So, I have a dataframe (mean_df) with a very messy column with dates. It's messy because it is in this format: 1/1/2018, 1/2/2018, 1/3/2018.... When it should be 01/01/2018, 02/01/2018, 03/01/2018... Not only has the wrong format, but it's ascending by the first day of every month, and then following second day of every month, and so on... So I wrote this code to fix the format:
mean_df["Date"] = mean_df["Date"].astype('datetime64[ns]')
mean_df["Date"] = mean_df["Date"].dt.strftime('%d-%m-%Y')
Then, from displaying this:
It's now showing this (I have to run the same cell 3 times to make it work, it always throws error the first time):
Finally, in the last few hours I've been trying to sort the 'Dates' column, in an ascending way, but it keeps sorting it the wrong way:
mean_df = mean_df.sort_values(by='Date') # I tried this
But this is the output:
As you can see, it is still ascending prioritizing days. Can someone guide me in the right direction? Thank you in advance!
CodePudding user response:
Make it into right format
mean_df["sort_date"] = pd.to_datetime(mean_df["Date"],format = '%d/%m/%Y')
——————
→ **WRITTEN INSTRUCTION A**: In the date-sorting thread, what name does the reply give to the new column it creates?
→ **WRITTEN INSTRUCTION B**: Say whether each statement agrees with the date-sorting thread, answering yes or no and quoting the deciding words: (i) The asker's code converts the Date column with astype('datetime64[ns]'). (ii) After sort_values(by='Date'), the dates came out ordered by month first. (iii) The reply parses the dates with the format '%Y-%m-%d'.

→ **SOURCE DATA**:
——————
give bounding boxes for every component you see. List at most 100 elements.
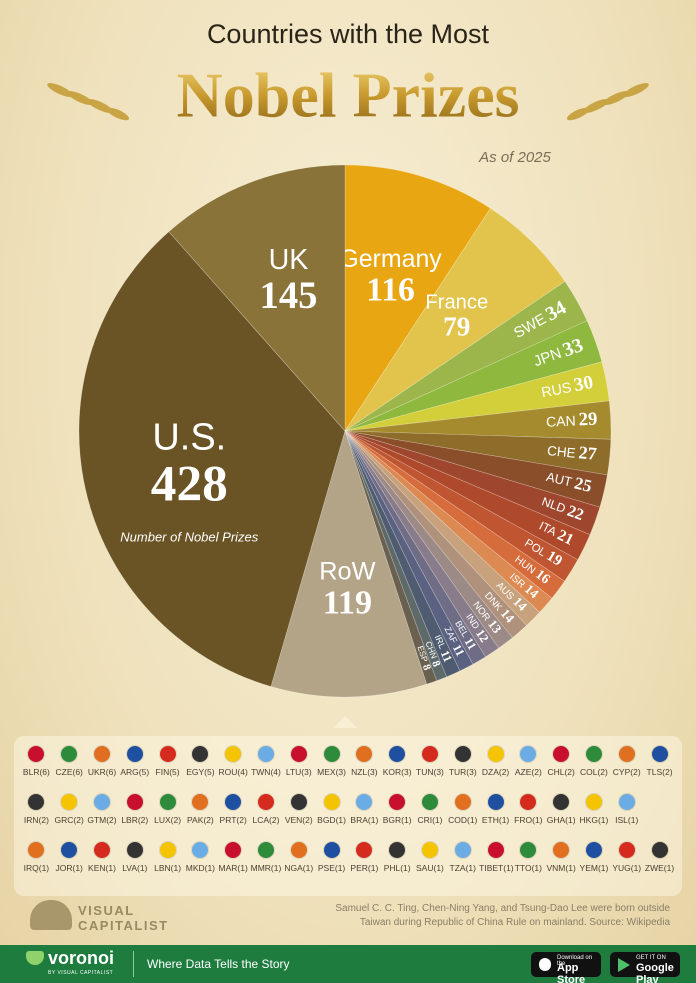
——————
→ **EXERCISE RESPONSE A**: sort_date

→ **EXERCISE RESPONSE B**:
(i) Yes: "mean_df["Date"] = mean_df["Date"].astype('datetime64[ns]')"
(ii) No: "it is still ascending prioritizing days"
(iii) No: "format = '%d/%m/%Y'"